Write out each line exactly as given. Leave the pictures out of your copy.

§ DATA PROVIDED
+-------+

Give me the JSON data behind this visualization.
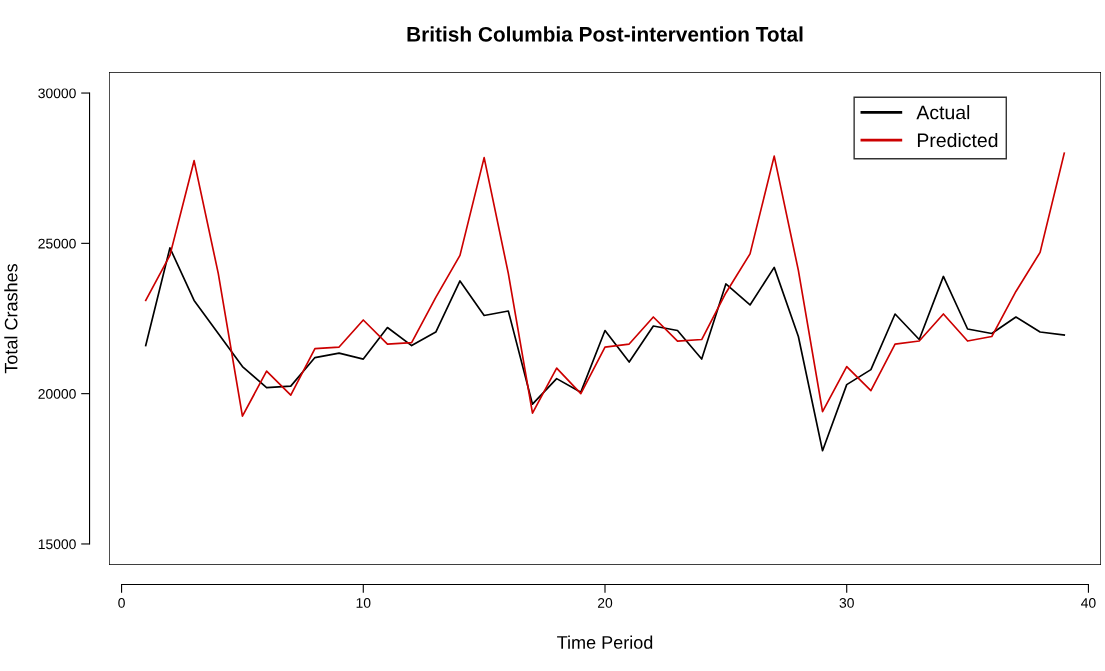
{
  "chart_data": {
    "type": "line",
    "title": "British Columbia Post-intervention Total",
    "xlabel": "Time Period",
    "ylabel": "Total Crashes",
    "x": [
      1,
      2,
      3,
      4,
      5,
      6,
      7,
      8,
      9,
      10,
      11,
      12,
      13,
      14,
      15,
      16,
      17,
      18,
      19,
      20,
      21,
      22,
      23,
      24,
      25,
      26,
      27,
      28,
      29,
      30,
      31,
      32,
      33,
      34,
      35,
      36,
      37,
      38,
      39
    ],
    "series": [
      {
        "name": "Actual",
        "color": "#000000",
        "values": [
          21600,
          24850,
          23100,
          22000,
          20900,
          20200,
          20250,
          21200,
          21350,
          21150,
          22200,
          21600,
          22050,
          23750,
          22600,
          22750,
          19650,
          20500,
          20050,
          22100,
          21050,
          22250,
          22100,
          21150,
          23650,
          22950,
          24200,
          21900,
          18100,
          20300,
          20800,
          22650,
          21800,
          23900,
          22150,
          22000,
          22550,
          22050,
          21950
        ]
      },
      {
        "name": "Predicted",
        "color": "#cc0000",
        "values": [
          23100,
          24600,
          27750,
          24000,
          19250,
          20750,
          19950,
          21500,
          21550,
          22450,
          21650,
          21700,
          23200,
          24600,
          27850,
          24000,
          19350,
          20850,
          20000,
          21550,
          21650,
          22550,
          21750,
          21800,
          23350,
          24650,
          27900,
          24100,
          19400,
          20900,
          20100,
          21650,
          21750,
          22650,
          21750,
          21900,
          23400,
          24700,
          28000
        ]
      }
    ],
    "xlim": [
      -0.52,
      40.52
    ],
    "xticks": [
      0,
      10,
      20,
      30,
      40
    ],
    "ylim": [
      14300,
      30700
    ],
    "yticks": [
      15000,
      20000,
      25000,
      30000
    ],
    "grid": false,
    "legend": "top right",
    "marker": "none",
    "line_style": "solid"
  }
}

+-------+

§ WRITTEN RESPONSE
Give me the JSON data behind this visualization.
{
  "chart_data": {
    "type": "line",
    "title": "British Columbia Post-intervention Total",
    "xlabel": "Time Period",
    "ylabel": "Total Crashes",
    "x": [
      1,
      2,
      3,
      4,
      5,
      6,
      7,
      8,
      9,
      10,
      11,
      12,
      13,
      14,
      15,
      16,
      17,
      18,
      19,
      20,
      21,
      22,
      23,
      24,
      25,
      26,
      27,
      28,
      29,
      30,
      31,
      32,
      33,
      34,
      35,
      36,
      37,
      38,
      39
    ],
    "series": [
      {
        "name": "Actual",
        "color": "#000000",
        "values": [
          21600,
          24850,
          23100,
          22000,
          20900,
          20200,
          20250,
          21200,
          21350,
          21150,
          22200,
          21600,
          22050,
          23750,
          22600,
          22750,
          19650,
          20500,
          20050,
          22100,
          21050,
          22250,
          22100,
          21150,
          23650,
          22950,
          24200,
          21900,
          18100,
          20300,
          20800,
          22650,
          21800,
          23900,
          22150,
          22000,
          22550,
          22050,
          21950
        ]
      },
      {
        "name": "Predicted",
        "color": "#cc0000",
        "values": [
          23100,
          24600,
          27750,
          24000,
          19250,
          20750,
          19950,
          21500,
          21550,
          22450,
          21650,
          21700,
          23200,
          24600,
          27850,
          24000,
          19350,
          20850,
          20000,
          21550,
          21650,
          22550,
          21750,
          21800,
          23350,
          24650,
          27900,
          24100,
          19400,
          20900,
          20100,
          21650,
          21750,
          22650,
          21750,
          21900,
          23400,
          24700,
          28000
        ]
      }
    ],
    "xlim": [
      -0.52,
      40.52
    ],
    "xticks": [
      0,
      10,
      20,
      30,
      40
    ],
    "ylim": [
      14300,
      30700
    ],
    "yticks": [
      15000,
      20000,
      25000,
      30000
    ],
    "grid": false,
    "legend": "top right",
    "marker": "none",
    "line_style": "solid"
  }
}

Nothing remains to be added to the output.